Problem details -> List all lines of the data that include the string "information".

Start of Available data

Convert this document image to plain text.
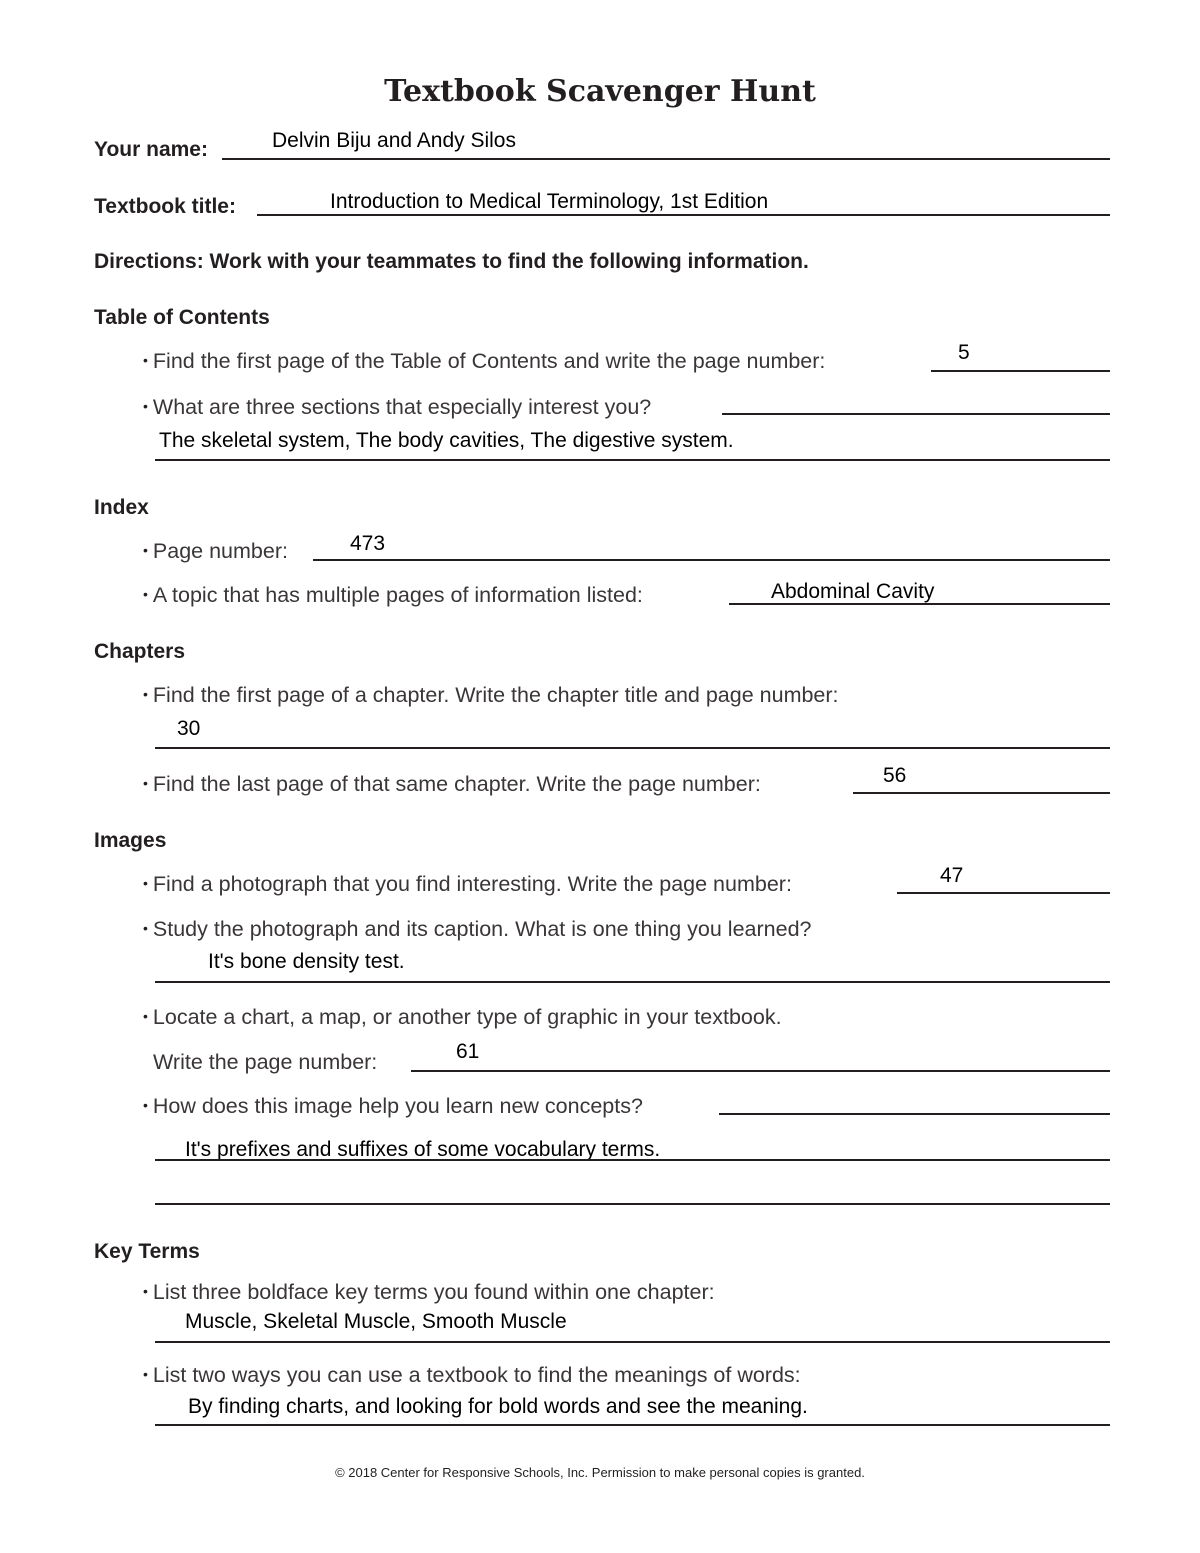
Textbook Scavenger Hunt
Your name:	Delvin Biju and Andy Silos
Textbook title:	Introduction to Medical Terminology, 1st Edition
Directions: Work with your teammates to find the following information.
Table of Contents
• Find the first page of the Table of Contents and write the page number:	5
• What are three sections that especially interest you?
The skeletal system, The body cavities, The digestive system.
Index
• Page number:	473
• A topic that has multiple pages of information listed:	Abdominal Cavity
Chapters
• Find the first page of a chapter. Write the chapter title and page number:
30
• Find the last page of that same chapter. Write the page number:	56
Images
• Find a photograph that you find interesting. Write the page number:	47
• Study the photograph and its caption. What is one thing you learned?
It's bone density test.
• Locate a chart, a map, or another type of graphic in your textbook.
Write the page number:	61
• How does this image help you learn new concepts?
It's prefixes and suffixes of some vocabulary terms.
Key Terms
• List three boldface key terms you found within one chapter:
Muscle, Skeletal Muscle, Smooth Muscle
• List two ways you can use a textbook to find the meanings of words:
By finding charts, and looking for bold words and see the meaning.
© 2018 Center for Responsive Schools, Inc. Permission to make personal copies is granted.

End of Available data

Output for this task ->
Directions: Work with your teammates to find the following information.
• A topic that has multiple pages of information listed:	Abdominal Cavity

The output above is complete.